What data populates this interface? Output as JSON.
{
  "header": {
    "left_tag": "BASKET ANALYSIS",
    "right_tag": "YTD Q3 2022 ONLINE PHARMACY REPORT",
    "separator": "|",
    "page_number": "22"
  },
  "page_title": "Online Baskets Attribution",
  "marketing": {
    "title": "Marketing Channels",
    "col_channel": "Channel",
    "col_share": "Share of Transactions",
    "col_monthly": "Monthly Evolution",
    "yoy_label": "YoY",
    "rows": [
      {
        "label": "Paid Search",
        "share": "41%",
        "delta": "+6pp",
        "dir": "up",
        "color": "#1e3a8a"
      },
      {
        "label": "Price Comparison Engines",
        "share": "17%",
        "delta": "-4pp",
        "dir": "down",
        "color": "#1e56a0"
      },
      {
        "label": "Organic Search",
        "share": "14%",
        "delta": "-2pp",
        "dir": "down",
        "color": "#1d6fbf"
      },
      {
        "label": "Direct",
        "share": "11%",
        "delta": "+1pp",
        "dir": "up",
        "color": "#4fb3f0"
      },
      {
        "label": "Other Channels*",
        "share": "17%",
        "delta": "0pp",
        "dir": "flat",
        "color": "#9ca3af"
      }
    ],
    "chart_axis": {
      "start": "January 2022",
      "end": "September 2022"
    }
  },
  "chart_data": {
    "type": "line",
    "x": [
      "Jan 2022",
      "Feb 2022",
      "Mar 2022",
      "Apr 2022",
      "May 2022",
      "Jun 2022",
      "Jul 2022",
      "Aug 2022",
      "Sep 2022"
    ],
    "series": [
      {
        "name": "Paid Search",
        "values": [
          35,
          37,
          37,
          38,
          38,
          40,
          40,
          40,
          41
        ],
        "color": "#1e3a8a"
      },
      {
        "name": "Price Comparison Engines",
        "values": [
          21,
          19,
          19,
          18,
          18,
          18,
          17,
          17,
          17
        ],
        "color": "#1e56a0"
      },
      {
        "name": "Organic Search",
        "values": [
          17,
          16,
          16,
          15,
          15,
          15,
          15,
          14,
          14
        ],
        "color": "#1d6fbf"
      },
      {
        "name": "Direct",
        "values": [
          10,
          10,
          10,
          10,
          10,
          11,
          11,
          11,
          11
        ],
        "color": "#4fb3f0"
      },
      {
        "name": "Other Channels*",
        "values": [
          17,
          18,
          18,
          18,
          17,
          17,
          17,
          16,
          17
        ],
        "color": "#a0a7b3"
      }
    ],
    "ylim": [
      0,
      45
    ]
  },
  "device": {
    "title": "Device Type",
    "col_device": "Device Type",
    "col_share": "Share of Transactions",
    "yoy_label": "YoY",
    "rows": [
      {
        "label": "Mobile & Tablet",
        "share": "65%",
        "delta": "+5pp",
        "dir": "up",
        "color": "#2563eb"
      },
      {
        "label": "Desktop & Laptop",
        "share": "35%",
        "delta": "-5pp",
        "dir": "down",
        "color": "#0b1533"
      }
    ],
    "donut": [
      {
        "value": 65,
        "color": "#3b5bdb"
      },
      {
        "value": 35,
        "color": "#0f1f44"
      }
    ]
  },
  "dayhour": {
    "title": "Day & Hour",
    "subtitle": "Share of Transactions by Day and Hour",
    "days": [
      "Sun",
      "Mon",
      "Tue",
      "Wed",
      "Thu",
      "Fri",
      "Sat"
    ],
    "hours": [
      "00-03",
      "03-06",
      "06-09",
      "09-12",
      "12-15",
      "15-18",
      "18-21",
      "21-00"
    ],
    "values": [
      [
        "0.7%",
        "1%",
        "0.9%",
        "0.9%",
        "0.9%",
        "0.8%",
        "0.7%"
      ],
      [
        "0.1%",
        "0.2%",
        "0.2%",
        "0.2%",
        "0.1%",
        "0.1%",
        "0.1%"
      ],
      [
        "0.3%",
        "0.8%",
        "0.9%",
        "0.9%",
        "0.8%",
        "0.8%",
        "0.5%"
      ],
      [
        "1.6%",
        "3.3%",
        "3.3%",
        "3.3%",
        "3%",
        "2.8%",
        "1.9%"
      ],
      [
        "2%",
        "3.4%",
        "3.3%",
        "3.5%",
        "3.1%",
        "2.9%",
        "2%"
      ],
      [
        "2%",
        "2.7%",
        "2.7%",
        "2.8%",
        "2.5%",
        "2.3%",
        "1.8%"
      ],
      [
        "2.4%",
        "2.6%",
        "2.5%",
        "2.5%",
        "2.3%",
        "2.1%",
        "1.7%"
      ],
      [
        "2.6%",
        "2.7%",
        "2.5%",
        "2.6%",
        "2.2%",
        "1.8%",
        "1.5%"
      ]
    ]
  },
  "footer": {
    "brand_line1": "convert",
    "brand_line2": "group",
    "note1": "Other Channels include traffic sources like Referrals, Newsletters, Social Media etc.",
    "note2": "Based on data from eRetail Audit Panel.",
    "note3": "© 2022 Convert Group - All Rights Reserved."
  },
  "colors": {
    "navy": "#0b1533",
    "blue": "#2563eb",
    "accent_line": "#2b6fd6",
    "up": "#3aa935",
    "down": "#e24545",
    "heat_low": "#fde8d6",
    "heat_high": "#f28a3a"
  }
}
-----
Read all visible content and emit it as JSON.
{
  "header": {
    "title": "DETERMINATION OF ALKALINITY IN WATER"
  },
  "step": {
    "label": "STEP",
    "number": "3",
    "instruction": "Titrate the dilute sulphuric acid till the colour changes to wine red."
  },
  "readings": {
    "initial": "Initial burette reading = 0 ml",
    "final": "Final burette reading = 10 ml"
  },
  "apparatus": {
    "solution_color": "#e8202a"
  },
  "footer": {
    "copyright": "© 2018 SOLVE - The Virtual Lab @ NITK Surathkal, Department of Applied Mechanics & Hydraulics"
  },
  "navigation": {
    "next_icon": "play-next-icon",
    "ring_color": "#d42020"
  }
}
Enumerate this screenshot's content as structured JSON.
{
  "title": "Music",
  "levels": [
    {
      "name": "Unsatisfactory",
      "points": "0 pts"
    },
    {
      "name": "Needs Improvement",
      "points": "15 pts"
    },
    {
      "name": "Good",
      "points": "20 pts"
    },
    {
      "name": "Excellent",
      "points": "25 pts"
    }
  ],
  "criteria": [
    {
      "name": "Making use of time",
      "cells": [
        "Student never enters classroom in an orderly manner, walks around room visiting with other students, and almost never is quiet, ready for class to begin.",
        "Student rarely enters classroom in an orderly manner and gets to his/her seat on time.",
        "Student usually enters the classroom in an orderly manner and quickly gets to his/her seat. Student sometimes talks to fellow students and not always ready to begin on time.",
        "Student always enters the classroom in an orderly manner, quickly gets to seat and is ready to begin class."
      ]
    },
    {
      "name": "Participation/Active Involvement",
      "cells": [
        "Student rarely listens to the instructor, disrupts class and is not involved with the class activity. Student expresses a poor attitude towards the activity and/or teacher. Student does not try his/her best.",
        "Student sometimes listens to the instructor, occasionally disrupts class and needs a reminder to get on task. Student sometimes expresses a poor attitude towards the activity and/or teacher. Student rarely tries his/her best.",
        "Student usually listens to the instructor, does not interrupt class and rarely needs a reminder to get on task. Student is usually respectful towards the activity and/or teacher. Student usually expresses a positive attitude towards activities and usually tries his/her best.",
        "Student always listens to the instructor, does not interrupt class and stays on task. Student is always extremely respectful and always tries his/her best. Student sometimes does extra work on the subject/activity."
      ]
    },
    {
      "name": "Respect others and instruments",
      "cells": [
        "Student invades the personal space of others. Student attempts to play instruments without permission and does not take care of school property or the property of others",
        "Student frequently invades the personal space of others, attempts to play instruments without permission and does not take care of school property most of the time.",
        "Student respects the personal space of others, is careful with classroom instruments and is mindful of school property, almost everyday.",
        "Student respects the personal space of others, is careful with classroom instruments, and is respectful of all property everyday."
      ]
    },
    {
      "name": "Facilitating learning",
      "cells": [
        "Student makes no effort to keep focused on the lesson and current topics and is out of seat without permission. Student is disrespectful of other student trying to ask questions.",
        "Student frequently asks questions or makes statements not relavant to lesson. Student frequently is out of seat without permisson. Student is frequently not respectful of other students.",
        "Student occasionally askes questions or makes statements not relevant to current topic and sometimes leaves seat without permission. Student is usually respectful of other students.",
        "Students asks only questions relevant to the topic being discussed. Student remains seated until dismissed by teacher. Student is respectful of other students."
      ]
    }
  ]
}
-----
__Set task__:
Track down every line holding the string "does" and copy it.

__The solution__:
        "Student rarely listens to the instructor, disrupts class and is not involved with the class activity. Student expresses a poor attitude towards the activity and/or teacher. Student does not try his/her best.",
        "Student usually listens to the instructor, does not interrupt class and rarely needs a reminder to get on task. Student is usually respectful towards the activity and/or teacher. Student usually expresses a positive attitude towards activities and usually tries his/her best.",
        "Student always listens to the instructor, does not interrupt class and stays on task. Student is always extremely respectful and always tries his/her best. Student sometimes does extra work on the subject/activity."
        "Student invades the personal space of others. Student attempts to play instruments without permission and does not take care of school property or the property of others",
        "Student frequently invades the personal space of others, attempts to play instruments without permission and does not take care of school property most of the time.",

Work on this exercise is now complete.